● Description of the task: Reproduce each of the lines word for word.

** begin Records to use **

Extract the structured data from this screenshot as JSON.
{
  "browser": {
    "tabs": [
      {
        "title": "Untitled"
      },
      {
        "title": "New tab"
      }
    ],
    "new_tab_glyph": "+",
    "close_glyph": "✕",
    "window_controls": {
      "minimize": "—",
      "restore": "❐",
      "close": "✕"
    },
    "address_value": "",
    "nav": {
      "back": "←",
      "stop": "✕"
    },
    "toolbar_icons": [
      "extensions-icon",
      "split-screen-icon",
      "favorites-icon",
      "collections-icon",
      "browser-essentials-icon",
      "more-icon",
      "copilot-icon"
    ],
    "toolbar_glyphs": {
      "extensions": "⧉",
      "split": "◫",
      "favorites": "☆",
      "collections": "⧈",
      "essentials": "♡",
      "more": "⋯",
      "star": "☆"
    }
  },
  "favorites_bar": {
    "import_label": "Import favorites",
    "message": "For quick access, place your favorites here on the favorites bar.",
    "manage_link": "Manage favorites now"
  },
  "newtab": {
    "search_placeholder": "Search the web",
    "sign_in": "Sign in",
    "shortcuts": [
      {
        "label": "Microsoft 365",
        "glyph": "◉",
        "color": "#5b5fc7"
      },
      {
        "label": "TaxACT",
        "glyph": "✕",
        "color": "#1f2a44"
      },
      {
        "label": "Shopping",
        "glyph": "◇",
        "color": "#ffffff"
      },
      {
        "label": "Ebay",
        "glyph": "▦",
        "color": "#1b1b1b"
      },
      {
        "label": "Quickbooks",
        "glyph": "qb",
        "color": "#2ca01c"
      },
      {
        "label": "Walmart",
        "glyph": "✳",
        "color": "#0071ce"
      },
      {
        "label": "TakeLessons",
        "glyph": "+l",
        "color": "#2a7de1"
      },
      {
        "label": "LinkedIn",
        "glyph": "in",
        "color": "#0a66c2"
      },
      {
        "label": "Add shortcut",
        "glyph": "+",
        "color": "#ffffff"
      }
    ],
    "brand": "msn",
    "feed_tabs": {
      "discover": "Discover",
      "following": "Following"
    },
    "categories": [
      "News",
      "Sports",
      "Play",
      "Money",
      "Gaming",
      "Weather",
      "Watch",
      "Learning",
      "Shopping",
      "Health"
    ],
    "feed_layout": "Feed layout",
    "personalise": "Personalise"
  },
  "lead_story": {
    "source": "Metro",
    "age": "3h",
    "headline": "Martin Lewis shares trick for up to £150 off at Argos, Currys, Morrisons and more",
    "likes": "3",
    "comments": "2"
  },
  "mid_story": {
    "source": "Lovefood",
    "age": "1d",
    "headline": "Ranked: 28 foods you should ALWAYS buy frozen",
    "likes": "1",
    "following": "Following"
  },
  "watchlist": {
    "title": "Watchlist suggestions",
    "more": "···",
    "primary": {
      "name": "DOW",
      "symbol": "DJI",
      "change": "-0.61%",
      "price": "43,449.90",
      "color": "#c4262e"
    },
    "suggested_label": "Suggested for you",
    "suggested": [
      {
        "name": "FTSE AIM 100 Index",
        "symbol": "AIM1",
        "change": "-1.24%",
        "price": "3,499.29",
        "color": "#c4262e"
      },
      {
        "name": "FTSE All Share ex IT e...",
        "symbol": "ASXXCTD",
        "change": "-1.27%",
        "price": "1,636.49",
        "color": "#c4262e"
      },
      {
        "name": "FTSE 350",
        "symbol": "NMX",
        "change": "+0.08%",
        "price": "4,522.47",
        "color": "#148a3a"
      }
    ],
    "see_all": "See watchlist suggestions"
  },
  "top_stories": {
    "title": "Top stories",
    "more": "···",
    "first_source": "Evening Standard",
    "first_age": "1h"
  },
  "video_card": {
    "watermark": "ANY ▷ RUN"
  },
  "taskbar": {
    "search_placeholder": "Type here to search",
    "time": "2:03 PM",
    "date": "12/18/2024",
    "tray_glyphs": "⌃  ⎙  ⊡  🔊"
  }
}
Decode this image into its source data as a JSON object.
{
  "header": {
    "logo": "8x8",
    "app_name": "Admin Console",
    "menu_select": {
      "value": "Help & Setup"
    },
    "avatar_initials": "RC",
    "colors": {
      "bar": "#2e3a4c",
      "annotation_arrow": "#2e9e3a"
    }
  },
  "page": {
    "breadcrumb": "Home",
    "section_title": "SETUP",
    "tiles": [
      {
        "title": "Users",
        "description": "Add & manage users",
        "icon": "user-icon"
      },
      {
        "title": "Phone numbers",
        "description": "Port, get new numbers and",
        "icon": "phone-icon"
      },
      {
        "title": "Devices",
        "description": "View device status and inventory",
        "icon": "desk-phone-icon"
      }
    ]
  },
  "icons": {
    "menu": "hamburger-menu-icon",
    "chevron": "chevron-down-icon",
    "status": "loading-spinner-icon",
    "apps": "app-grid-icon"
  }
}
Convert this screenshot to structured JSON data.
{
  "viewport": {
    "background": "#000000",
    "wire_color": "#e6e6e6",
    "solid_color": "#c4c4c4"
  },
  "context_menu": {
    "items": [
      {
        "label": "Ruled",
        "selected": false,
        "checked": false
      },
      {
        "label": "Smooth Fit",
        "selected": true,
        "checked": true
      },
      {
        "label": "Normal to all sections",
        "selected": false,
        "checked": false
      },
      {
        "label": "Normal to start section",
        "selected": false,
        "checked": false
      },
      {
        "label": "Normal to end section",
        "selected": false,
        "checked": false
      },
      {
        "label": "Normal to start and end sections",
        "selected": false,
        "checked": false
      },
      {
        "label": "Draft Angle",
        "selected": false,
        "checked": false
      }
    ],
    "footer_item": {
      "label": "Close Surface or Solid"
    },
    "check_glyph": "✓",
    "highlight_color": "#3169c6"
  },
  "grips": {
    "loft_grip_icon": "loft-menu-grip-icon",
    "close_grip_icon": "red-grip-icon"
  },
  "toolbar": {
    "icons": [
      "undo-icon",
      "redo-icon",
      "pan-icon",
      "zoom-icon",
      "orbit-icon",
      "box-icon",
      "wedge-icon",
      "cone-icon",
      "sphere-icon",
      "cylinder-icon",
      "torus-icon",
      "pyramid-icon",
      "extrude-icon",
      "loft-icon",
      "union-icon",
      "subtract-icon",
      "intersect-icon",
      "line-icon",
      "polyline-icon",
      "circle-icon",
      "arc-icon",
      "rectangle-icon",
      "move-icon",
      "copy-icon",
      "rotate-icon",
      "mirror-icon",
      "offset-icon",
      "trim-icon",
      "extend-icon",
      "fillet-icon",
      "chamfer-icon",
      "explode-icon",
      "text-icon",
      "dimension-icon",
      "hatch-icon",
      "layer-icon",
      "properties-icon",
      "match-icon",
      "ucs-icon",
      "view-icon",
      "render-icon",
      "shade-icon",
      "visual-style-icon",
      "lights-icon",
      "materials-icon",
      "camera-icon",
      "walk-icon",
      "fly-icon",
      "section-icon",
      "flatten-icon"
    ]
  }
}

** end Records to use **

● Full solution:
Extract the structured data from this screenshot as JSON.
{
  "browser": {
    "tabs": [
      {
        "title": "Untitled"
      },
      {
        "title": "New tab"
      }
    ],
    "new_tab_glyph": "+",
    "close_glyph": "✕",
    "window_controls": {
      "minimize": "—",
      "restore": "❐",
      "close": "✕"
    },
    "address_value": "",
    "nav": {
      "back": "←",
      "stop": "✕"
    },
    "toolbar_icons": [
      "extensions-icon",
      "split-screen-icon",
      "favorites-icon",
      "collections-icon",
      "browser-essentials-icon",
      "more-icon",
      "copilot-icon"
    ],
    "toolbar_glyphs": {
      "extensions": "⧉",
      "split": "◫",
      "favorites": "☆",
      "collections": "⧈",
      "essentials": "♡",
      "more": "⋯",
      "star": "☆"
    }
  },
  "favorites_bar": {
    "import_label": "Import favorites",
    "message": "For quick access, place your favorites here on the favorites bar.",
    "manage_link": "Manage favorites now"
  },
  "newtab": {
    "search_placeholder": "Search the web",
    "sign_in": "Sign in",
    "shortcuts": [
      {
        "label": "Microsoft 365",
        "glyph": "◉",
        "color": "#5b5fc7"
      },
      {
        "label": "TaxACT",
        "glyph": "✕",
        "color": "#1f2a44"
      },
      {
        "label": "Shopping",
        "glyph": "◇",
        "color": "#ffffff"
      },
      {
        "label": "Ebay",
        "glyph": "▦",
        "color": "#1b1b1b"
      },
      {
        "label": "Quickbooks",
        "glyph": "qb",
        "color": "#2ca01c"
      },
      {
        "label": "Walmart",
        "glyph": "✳",
        "color": "#0071ce"
      },
      {
        "label": "TakeLessons",
        "glyph": "+l",
        "color": "#2a7de1"
      },
      {
        "label": "LinkedIn",
        "glyph": "in",
        "color": "#0a66c2"
      },
      {
        "label": "Add shortcut",
        "glyph": "+",
        "color": "#ffffff"
      }
    ],
    "brand": "msn",
    "feed_tabs": {
      "discover": "Discover",
      "following": "Following"
    },
    "categories": [
      "News",
      "Sports",
      "Play",
      "Money",
      "Gaming",
      "Weather",
      "Watch",
      "Learning",
      "Shopping",
      "Health"
    ],
    "feed_layout": "Feed layout",
    "personalise": "Personalise"
  },
  "lead_story": {
    "source": "Metro",
    "age": "3h",
    "headline": "Martin Lewis shares trick for up to £150 off at Argos, Currys, Morrisons and more",
    "likes": "3",
    "comments": "2"
  },
  "mid_story": {
    "source": "Lovefood",
    "age": "1d",
    "headline": "Ranked: 28 foods you should ALWAYS buy frozen",
    "likes": "1",
    "following": "Following"
  },
  "watchlist": {
    "title": "Watchlist suggestions",
    "more": "···",
    "primary": {
      "name": "DOW",
      "symbol": "DJI",
      "change": "-0.61%",
      "price": "43,449.90",
      "color": "#c4262e"
    },
    "suggested_label": "Suggested for you",
    "suggested": [
      {
        "name": "FTSE AIM 100 Index",
        "symbol": "AIM1",
        "change": "-1.24%",
        "price": "3,499.29",
        "color": "#c4262e"
      },
      {
        "name": "FTSE All Share ex IT e...",
        "symbol": "ASXXCTD",
        "change": "-1.27%",
        "price": "1,636.49",
        "color": "#c4262e"
      },
      {
        "name": "FTSE 350",
        "symbol": "NMX",
        "change": "+0.08%",
        "price": "4,522.47",
        "color": "#148a3a"
      }
    ],
    "see_all": "See watchlist suggestions"
  },
  "top_stories": {
    "title": "Top stories",
    "more": "···",
    "first_source": "Evening Standard",
    "first_age": "1h"
  },
  "video_card": {
    "watermark": "ANY ▷ RUN"
  },
  "taskbar": {
    "search_placeholder": "Type here to search",
    "time": "2:03 PM",
    "date": "12/18/2024",
    "tray_glyphs": "⌃  ⎙  ⊡  🔊"
  }
}
Decode this image into its source data as a JSON object.
{
  "header": {
    "logo": "8x8",
    "app_name": "Admin Console",
    "menu_select": {
      "value": "Help & Setup"
    },
    "avatar_initials": "RC",
    "colors": {
      "bar": "#2e3a4c",
      "annotation_arrow": "#2e9e3a"
    }
  },
  "page": {
    "breadcrumb": "Home",
    "section_title": "SETUP",
    "tiles": [
      {
        "title": "Users",
        "description": "Add & manage users",
        "icon": "user-icon"
      },
      {
        "title": "Phone numbers",
        "description": "Port, get new numbers and",
        "icon": "phone-icon"
      },
      {
        "title": "Devices",
        "description": "View device status and inventory",
        "icon": "desk-phone-icon"
      }
    ]
  },
  "icons": {
    "menu": "hamburger-menu-icon",
    "chevron": "chevron-down-icon",
    "status": "loading-spinner-icon",
    "apps": "app-grid-icon"
  }
}
Convert this screenshot to structured JSON data.
{
  "viewport": {
    "background": "#000000",
    "wire_color": "#e6e6e6",
    "solid_color": "#c4c4c4"
  },
  "context_menu": {
    "items": [
      {
        "label": "Ruled",
        "selected": false,
        "checked": false
      },
      {
        "label": "Smooth Fit",
        "selected": true,
        "checked": true
      },
      {
        "label": "Normal to all sections",
        "selected": false,
        "checked": false
      },
      {
        "label": "Normal to start section",
        "selected": false,
        "checked": false
      },
      {
        "label": "Normal to end section",
        "selected": false,
        "checked": false
      },
      {
        "label": "Normal to start and end sections",
        "selected": false,
        "checked": false
      },
      {
        "label": "Draft Angle",
        "selected": false,
        "checked": false
      }
    ],
    "footer_item": {
      "label": "Close Surface or Solid"
    },
    "check_glyph": "✓",
    "highlight_color": "#3169c6"
  },
  "grips": {
    "loft_grip_icon": "loft-menu-grip-icon",
    "close_grip_icon": "red-grip-icon"
  },
  "toolbar": {
    "icons": [
      "undo-icon",
      "redo-icon",
      "pan-icon",
      "zoom-icon",
      "orbit-icon",
      "box-icon",
      "wedge-icon",
      "cone-icon",
      "sphere-icon",
      "cylinder-icon",
      "torus-icon",
      "pyramid-icon",
      "extrude-icon",
      "loft-icon",
      "union-icon",
      "subtract-icon",
      "intersect-icon",
      "line-icon",
      "polyline-icon",
      "circle-icon",
      "arc-icon",
      "rectangle-icon",
      "move-icon",
      "copy-icon",
      "rotate-icon",
      "mirror-icon",
      "offset-icon",
      "trim-icon",
      "extend-icon",
      "fillet-icon",
      "chamfer-icon",
      "explode-icon",
      "text-icon",
      "dimension-icon",
      "hatch-icon",
      "layer-icon",
      "properties-icon",
      "match-icon",
      "ucs-icon",
      "view-icon",
      "render-icon",
      "shade-icon",
      "visual-style-icon",
      "lights-icon",
      "materials-icon",
      "camera-icon",
      "walk-icon",
      "fly-icon",
      "section-icon",
      "flatten-icon"
    ]
  }
}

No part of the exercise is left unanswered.